■ Your instructions
Select and copy out every line in the records containing "Экран".

┄┄┄┄┄┄┄┄┄┄┄┄┄┄┄┄┄┄┄┄

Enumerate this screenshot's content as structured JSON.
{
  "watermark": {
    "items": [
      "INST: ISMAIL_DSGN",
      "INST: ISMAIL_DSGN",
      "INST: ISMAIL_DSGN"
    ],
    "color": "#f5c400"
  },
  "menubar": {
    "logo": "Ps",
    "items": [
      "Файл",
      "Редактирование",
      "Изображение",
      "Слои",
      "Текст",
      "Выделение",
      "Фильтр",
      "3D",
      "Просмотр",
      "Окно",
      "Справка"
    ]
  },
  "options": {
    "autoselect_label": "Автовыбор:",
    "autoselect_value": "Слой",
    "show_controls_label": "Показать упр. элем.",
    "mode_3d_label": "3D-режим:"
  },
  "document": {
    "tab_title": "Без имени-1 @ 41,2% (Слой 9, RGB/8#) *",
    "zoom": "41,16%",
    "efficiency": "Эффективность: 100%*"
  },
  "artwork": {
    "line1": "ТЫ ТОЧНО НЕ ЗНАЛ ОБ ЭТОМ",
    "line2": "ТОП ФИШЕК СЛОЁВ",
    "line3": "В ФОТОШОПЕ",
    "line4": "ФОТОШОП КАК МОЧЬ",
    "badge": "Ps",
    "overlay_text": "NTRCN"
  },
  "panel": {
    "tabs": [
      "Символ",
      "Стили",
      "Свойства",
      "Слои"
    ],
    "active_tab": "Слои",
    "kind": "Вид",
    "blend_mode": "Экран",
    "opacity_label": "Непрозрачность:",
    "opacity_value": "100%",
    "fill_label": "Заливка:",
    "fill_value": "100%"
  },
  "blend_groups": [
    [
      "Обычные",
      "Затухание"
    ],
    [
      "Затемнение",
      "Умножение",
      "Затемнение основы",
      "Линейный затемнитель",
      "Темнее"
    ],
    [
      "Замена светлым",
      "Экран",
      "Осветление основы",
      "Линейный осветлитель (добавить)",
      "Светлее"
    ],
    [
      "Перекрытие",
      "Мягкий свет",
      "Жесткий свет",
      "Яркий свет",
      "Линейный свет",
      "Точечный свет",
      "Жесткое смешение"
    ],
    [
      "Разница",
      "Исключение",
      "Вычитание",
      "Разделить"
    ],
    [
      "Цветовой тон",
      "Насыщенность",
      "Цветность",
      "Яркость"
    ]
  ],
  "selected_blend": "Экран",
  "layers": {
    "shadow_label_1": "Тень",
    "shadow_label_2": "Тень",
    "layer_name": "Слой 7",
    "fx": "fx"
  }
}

┄┄┄┄┄┄┄┄┄┄┄┄┄┄┄┄┄┄┄┄

■ Task response
    "blend_mode": "Экран",
      "Экран",
  "selected_blend": "Экран",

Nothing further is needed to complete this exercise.